* _Directions_: Examine the entries and show every line in which the word "page" is found.

* _Supplied records_:
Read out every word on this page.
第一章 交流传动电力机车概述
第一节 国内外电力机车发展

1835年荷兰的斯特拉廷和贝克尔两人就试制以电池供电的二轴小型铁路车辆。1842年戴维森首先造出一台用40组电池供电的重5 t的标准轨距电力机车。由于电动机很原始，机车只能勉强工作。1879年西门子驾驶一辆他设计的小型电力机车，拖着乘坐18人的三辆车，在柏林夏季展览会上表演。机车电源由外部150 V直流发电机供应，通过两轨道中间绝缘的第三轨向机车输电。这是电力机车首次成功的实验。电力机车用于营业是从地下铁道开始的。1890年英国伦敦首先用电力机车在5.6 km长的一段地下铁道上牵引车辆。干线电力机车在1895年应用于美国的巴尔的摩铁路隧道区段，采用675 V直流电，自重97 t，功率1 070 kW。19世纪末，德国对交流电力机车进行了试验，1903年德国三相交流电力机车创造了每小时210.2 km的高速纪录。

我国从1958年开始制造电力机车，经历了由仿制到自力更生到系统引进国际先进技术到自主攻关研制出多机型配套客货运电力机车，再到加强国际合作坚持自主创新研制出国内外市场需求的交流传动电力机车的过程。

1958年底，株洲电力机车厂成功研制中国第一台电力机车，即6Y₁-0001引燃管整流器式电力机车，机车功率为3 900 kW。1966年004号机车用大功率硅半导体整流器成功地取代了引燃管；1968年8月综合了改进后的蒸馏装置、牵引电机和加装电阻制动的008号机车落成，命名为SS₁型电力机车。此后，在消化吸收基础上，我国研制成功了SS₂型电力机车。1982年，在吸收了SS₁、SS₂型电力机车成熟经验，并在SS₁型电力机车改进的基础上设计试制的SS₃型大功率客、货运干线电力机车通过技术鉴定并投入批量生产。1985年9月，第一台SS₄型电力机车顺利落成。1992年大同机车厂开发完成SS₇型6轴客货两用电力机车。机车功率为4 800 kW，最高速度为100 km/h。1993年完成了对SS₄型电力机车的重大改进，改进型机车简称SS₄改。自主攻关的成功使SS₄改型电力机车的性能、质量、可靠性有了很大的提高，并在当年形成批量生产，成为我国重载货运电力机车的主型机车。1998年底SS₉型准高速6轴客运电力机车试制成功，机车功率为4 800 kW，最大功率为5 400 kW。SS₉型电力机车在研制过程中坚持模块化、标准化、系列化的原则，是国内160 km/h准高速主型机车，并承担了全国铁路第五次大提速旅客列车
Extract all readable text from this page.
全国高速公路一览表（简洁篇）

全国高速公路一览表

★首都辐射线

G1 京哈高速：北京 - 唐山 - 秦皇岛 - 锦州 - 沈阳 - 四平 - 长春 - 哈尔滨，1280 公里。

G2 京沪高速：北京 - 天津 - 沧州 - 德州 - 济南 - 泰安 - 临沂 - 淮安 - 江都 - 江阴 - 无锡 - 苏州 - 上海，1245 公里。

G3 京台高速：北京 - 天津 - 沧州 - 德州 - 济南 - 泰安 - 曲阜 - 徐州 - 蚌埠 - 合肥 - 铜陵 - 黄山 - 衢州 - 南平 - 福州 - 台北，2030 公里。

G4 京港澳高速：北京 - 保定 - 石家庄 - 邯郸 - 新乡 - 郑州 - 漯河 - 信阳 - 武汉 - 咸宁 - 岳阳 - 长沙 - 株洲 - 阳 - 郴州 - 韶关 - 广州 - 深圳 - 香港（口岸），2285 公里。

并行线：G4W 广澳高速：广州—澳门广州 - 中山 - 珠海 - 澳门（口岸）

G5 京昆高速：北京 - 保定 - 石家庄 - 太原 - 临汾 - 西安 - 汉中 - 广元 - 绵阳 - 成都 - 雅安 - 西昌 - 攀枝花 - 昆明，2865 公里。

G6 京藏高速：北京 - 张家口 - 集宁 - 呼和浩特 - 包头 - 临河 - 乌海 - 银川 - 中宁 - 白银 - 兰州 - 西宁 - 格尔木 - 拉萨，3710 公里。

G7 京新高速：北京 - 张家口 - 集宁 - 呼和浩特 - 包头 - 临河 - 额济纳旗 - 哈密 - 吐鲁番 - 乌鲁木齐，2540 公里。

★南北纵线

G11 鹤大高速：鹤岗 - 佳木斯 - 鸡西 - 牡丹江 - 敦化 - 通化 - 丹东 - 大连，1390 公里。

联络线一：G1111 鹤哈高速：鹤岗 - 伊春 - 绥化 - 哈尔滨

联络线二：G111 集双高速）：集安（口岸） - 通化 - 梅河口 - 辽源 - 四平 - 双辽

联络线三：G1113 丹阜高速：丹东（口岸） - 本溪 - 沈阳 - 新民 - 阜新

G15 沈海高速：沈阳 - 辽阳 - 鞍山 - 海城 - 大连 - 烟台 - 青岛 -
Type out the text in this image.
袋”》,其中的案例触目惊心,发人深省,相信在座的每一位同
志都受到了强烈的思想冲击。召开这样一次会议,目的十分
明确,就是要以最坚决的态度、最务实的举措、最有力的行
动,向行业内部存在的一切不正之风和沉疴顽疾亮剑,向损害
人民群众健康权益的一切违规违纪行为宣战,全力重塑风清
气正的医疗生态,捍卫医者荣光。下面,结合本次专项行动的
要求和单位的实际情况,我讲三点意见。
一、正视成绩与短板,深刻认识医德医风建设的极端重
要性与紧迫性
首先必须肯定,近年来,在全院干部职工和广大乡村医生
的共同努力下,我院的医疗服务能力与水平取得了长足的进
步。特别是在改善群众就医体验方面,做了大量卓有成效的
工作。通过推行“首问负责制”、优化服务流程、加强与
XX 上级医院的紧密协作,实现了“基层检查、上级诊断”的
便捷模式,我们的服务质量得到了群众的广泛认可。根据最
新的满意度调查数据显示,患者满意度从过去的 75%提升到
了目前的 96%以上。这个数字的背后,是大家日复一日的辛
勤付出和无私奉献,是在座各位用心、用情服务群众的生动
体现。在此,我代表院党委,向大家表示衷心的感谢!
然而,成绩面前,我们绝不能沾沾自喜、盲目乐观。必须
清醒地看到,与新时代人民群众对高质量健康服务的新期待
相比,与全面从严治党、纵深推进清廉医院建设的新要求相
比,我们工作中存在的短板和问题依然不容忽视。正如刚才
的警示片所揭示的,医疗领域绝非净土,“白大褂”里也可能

* _Written answer_:
Read out every word on this page.
Extract all readable text from this page.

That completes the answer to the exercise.